>> START Stored rows
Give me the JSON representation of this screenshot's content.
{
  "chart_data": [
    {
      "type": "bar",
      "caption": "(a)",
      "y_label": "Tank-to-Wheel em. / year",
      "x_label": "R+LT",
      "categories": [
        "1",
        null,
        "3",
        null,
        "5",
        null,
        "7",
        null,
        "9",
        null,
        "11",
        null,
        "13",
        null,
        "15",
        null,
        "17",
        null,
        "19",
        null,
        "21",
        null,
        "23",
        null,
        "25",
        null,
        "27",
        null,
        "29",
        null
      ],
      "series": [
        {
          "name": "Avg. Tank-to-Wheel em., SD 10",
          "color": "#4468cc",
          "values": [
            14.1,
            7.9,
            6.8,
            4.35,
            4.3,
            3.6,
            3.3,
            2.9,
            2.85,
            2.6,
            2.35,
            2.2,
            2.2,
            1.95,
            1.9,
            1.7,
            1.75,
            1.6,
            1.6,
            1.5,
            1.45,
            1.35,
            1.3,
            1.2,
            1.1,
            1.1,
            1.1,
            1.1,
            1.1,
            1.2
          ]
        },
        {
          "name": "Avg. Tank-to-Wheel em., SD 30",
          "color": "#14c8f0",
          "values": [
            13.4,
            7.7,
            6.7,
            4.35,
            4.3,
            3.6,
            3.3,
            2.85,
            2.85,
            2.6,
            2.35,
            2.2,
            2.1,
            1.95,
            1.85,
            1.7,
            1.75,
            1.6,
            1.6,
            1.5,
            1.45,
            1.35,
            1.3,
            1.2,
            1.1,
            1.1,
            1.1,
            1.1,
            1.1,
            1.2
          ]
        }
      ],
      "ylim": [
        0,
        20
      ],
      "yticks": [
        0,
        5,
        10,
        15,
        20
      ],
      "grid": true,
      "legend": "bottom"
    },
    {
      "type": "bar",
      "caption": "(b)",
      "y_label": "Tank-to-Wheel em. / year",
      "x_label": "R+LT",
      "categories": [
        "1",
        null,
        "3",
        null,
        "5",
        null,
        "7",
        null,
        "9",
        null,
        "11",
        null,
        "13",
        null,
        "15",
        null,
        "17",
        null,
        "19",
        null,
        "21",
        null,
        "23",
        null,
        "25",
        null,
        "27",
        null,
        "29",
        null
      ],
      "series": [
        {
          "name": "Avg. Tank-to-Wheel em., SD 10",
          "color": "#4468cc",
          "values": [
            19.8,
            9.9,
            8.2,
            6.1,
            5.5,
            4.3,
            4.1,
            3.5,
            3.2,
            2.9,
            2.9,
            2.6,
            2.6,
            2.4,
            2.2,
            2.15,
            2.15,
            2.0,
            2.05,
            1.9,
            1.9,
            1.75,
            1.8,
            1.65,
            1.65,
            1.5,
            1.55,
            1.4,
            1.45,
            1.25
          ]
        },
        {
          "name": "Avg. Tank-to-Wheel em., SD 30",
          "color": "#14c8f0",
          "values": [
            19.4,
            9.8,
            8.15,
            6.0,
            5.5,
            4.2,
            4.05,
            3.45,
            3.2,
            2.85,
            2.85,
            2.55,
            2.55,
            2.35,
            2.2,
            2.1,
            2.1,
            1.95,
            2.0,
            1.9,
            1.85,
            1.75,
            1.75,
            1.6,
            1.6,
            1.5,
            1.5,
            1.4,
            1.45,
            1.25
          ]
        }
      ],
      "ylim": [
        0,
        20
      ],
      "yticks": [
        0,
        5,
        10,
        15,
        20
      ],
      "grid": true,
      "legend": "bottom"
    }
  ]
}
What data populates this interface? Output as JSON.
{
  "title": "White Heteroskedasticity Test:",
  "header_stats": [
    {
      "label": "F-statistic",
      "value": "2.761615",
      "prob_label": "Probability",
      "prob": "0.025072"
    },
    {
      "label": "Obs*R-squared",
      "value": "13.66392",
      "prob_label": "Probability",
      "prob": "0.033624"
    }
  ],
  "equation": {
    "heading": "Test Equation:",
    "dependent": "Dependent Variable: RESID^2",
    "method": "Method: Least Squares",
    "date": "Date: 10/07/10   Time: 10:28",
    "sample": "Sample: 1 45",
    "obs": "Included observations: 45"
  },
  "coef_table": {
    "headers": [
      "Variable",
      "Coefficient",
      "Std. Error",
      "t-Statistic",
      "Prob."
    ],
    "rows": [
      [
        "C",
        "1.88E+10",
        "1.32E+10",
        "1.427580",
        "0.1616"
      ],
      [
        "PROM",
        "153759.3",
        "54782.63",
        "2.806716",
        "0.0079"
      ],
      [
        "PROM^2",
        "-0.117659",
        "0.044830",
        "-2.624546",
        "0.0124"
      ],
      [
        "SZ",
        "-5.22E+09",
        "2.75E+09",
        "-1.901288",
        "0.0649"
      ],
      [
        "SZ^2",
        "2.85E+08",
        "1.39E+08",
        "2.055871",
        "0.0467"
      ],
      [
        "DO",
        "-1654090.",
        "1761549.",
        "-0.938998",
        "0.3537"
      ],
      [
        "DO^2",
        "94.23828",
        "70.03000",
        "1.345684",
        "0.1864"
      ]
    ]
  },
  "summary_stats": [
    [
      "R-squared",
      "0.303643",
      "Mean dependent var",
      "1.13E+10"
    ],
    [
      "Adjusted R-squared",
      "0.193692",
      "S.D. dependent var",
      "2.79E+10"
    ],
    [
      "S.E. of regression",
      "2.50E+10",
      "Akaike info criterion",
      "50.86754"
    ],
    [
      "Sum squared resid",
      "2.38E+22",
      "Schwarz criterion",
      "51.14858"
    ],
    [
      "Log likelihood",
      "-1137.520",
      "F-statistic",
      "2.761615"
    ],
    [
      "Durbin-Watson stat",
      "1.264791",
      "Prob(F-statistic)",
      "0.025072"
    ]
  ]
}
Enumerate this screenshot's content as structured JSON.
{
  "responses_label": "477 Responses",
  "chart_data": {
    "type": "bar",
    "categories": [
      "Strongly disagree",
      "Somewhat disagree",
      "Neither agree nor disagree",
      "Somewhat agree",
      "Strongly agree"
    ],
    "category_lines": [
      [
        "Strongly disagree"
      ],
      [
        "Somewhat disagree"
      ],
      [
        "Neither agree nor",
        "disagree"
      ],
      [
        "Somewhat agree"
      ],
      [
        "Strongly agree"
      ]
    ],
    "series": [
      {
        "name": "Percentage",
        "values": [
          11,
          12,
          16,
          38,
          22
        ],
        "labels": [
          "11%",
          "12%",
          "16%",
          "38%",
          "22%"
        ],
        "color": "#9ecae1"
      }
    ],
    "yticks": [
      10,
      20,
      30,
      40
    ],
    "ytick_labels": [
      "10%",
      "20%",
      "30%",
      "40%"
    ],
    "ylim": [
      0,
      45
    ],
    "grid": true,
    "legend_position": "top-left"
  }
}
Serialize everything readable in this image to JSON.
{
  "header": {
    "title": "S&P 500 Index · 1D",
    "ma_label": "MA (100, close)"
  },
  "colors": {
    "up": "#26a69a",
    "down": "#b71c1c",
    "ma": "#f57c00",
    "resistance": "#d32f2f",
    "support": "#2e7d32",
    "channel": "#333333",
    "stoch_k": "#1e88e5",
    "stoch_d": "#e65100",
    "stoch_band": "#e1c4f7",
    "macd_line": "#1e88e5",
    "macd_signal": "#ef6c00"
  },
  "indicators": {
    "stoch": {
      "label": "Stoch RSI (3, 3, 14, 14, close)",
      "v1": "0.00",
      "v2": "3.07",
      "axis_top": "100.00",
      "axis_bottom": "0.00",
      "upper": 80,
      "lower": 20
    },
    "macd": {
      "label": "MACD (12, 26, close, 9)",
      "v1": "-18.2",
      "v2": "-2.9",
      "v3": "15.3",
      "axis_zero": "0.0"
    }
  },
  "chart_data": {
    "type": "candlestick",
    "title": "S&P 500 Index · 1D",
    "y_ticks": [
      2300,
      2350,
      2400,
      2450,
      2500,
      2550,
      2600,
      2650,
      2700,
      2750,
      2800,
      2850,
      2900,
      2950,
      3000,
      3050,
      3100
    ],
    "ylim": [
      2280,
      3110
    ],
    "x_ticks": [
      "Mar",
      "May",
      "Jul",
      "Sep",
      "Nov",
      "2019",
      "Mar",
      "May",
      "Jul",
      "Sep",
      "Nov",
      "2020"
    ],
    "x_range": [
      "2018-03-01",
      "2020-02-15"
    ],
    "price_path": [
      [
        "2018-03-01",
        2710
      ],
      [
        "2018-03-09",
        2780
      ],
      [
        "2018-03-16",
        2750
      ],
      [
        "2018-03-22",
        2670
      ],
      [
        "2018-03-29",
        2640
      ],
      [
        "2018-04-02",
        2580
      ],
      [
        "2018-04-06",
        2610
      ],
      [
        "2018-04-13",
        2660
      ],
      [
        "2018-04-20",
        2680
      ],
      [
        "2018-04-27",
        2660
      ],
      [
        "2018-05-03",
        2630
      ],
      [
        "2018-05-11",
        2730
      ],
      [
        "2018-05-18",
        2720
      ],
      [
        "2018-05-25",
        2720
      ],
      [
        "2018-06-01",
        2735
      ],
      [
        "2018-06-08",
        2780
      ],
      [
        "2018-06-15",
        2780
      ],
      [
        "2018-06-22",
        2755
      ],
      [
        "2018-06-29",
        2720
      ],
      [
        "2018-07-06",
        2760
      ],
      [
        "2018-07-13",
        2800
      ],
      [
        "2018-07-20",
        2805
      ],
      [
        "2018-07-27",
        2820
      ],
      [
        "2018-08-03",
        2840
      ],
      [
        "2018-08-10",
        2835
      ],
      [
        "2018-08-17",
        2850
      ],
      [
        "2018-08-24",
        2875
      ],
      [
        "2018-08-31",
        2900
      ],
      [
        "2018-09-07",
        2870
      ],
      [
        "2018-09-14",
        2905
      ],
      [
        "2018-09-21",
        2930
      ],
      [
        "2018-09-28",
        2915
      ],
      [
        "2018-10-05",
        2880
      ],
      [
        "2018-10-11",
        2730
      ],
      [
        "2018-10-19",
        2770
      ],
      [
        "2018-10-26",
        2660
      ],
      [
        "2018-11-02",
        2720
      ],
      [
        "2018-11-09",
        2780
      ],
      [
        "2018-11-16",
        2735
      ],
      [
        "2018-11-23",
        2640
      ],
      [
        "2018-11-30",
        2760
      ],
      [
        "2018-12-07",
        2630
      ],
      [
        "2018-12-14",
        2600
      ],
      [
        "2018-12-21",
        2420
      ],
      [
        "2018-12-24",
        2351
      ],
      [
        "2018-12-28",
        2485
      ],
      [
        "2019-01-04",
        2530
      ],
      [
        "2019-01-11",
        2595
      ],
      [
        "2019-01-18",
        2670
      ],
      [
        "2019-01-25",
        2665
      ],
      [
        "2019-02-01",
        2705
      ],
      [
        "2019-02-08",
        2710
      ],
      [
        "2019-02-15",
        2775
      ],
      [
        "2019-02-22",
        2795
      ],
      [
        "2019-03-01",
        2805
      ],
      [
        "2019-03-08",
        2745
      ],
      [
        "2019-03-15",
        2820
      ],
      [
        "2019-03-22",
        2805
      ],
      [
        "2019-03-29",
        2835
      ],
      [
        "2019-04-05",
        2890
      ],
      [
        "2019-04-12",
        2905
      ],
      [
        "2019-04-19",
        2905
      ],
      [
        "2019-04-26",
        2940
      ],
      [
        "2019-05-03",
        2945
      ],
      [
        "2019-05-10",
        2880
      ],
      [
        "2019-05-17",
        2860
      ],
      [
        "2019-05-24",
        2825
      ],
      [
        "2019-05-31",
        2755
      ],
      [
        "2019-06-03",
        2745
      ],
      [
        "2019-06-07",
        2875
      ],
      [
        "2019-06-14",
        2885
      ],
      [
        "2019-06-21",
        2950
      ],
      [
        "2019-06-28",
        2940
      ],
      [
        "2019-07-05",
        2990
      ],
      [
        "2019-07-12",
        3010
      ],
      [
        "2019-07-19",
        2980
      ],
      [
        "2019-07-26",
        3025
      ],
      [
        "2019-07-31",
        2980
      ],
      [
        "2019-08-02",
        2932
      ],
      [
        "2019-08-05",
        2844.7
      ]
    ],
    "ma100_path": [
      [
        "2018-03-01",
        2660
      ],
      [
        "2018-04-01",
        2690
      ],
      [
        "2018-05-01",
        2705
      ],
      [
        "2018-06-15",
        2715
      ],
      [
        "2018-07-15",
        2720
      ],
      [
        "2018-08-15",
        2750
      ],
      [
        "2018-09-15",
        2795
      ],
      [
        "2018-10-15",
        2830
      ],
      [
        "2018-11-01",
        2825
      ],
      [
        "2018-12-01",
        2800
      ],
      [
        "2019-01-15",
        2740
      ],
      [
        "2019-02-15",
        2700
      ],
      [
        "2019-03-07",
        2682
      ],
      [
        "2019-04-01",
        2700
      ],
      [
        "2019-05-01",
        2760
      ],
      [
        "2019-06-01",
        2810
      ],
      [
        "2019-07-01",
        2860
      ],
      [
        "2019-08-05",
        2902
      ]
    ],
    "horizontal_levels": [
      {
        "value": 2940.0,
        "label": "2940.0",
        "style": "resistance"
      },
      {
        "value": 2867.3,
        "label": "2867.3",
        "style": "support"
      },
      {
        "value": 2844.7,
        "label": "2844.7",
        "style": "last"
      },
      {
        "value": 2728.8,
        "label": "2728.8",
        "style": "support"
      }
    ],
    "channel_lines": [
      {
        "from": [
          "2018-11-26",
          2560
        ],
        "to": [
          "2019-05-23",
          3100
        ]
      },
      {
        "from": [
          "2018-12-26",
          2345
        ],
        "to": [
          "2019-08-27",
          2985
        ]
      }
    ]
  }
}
>> END Stored rows
▶ [What you will do]: Check each line of the entries above, and show every one holding the word "content".

▶ [Result]:
Give me the JSON representation of this screenshot's content.
Enumerate this screenshot's content as structured JSON.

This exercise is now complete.